Exercise brief =
In the data below, find every line that has the string "Hälfte", and copy it.

Dataset records =
□ □ □ □

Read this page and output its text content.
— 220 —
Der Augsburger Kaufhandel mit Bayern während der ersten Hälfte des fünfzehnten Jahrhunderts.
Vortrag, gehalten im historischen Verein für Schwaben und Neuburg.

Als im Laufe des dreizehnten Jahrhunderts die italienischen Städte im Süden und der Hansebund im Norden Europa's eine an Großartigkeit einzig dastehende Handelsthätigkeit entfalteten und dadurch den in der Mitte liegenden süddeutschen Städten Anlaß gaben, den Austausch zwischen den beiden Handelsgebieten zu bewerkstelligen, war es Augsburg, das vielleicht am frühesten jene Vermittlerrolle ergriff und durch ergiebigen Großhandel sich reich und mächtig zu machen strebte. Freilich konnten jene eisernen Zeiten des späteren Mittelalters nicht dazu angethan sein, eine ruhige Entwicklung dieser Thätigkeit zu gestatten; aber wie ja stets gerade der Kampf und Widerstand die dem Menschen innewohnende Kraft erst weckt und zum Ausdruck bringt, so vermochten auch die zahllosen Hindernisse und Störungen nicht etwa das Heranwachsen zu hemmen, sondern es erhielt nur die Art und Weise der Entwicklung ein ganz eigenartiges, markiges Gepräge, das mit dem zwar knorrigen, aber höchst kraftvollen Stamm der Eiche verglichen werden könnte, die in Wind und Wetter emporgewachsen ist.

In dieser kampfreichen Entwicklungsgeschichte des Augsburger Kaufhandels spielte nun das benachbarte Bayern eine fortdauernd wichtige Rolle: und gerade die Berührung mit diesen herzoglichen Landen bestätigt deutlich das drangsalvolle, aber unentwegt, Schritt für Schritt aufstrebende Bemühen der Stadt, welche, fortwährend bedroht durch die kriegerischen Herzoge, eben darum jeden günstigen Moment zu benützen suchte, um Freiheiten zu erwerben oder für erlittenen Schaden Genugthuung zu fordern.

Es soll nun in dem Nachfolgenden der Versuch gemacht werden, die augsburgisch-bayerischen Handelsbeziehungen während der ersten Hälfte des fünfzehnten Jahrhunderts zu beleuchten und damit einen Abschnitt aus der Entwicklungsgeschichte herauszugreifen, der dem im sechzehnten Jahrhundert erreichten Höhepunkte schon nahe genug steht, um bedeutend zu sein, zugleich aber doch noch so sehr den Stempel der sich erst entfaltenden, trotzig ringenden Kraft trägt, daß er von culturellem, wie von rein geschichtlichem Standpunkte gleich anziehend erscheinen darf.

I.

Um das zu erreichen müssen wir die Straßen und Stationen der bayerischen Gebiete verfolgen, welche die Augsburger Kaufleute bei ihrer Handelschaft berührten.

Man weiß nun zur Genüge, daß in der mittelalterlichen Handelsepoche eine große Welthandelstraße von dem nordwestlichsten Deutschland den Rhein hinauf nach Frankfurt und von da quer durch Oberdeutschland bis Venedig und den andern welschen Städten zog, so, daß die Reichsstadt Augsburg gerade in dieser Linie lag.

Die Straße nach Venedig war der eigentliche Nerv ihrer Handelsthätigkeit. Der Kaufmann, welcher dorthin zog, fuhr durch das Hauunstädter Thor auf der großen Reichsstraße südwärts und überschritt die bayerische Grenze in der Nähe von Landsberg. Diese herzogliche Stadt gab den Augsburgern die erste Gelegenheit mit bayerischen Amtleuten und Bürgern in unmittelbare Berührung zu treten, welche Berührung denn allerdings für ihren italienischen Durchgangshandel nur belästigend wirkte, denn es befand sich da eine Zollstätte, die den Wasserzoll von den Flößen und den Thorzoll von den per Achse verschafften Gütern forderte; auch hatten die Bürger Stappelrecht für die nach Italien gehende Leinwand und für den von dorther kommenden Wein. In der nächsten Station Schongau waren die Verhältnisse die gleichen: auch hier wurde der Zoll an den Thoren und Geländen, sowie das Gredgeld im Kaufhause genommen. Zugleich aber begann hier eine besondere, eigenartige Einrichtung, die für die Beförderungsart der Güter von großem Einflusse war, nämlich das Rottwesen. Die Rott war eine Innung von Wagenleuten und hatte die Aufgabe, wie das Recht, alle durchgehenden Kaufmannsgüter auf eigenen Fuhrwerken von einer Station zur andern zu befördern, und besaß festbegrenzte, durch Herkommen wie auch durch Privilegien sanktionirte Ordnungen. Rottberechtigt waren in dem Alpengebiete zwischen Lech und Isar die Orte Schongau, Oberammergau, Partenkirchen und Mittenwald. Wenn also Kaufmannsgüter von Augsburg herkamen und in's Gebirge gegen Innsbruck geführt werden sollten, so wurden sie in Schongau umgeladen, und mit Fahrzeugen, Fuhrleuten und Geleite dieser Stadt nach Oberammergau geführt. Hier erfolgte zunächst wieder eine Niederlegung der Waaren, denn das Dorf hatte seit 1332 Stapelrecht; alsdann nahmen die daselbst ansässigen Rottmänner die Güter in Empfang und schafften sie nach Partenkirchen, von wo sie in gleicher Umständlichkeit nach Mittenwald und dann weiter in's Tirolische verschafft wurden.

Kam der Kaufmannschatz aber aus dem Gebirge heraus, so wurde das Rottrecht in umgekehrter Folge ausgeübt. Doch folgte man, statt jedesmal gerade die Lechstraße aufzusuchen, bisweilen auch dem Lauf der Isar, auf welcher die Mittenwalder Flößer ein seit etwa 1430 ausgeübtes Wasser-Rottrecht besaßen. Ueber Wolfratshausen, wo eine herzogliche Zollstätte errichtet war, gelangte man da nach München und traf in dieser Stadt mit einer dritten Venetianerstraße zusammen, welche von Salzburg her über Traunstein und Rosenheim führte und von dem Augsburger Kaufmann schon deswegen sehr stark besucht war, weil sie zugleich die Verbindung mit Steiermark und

□ □ □ □

Answer box =
Der Augsburger Kaufhandel mit Bayern während der ersten Hälfte des fünfzehnten Jahrhunderts.
Es soll nun in dem Nachfolgenden der Versuch gemacht werden, die augsburgisch-bayerischen Handelsbeziehungen während der ersten Hälfte des fünfzehnten Jahrhunderts zu beleuchten und damit einen Abschnitt aus der Entwicklungsgeschichte herauszugreifen, der dem im sechzehnten Jahrhundert erreichten Höhepunkte schon nahe genug steht, um bedeutend zu sein, zugleich aber doch noch so sehr den Stempel der sich erst entfaltenden, trotzig ringenden Kraft trägt, daß er von culturellem, wie von rein geschichtlichem Standpunkte gleich anziehend erscheinen darf.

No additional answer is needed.